▶ **EXERCISE REQUIREMENTS**:
A. Reproduce the part of the forum thread about the Outback camper sale starting at "If you have" and ending at "with the sale...".
B. Extend the forum thread about selling the 2005 Outback camper, picking up from where it stops.

▶ **PASSAGE TO READ**:

* Begin *

# 2005 Outback 21 Rs For Sale



## AMR (Jun 18, 2012)

Hello,
My husband and I have owned a 2005 Outback 21 RS for 3 years. I must say I love our camper/trailer. This is a very sad day for me as my husband and I are relocating from Madison, WI and need to sell our camper. We replaced the awning last year. The camper has been stored in heated storage over the winter months. We are hoping once things settle down in our lives that we can actually upgrade as well to another Outback. I would not think about purchasing any other type of camper/trailer.

If you have more questions please let me know. We are asking $10,000. Location of camper/trailer is in Madison, WI.

Kind regards,
AMR


----------



## Oregon_Camper (Sep 13, 2004)

Good luck with the sale...


----------



## Jeanasfun (Jul 4, 2012)

* End *

▶ **SUPPLIED ENTRIES**:
* Begin *

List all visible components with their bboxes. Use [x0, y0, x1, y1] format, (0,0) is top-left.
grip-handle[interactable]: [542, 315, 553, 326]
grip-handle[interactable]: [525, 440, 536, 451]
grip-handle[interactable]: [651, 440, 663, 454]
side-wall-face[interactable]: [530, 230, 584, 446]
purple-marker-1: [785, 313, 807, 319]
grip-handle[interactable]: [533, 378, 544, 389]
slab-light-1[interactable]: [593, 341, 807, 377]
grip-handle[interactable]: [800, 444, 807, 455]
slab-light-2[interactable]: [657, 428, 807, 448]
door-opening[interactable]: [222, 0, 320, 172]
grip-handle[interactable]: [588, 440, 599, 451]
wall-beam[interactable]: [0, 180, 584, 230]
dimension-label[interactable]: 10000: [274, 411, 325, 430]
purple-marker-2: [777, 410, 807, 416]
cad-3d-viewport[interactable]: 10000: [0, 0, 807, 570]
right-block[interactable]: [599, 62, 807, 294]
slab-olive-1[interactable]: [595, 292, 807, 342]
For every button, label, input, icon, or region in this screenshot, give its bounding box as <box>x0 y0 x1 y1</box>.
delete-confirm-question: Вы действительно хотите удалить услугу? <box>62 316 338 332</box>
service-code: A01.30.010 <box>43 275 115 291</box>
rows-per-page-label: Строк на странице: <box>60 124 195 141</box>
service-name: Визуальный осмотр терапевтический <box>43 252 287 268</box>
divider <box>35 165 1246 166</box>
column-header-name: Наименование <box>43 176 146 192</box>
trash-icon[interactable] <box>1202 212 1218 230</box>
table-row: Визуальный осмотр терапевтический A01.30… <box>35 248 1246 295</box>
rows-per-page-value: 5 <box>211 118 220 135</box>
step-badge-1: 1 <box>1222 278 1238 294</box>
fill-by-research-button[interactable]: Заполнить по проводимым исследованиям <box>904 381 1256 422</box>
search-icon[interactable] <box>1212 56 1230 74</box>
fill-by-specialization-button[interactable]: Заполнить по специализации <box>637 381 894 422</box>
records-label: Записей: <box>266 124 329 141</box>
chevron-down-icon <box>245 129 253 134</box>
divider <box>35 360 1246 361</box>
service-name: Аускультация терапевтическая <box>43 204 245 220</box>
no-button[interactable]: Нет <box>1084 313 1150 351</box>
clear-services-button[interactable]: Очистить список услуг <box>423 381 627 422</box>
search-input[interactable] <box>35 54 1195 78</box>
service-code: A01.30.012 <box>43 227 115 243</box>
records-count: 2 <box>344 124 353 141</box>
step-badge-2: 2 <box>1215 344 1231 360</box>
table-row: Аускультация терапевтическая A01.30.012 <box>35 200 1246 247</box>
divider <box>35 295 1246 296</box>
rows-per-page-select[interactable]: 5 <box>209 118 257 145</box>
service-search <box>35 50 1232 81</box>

* End *

▶ **TASK-BY-TASK ANSWERS**:
A.
If you have more questions please let me know. We are asking $10,000. Location of camper/trailer is in Madison, WI.

Kind regards,
AMR


----------



## Oregon_Camper (Sep 13, 2004)

Good luck with the sale...

B.
I have interest in looking at this camper. I live up in La Crosse so i would need to plan a little. If you would like to email me at [email protected] with any additional pictures and if it is still available that would be great.

Thanks-Jeana


----------



## AMR (Jun 18, 2012)

Jeanasfun said:


> I have interest in looking at this camper. I live up in La Crosse so i would need to plan a little. If you would like to email me at [email protected] with any additional pictures and if it is still available that would be great.
> 
> Thanks-Jeana


----------



## AMR (Jun 18, 2012)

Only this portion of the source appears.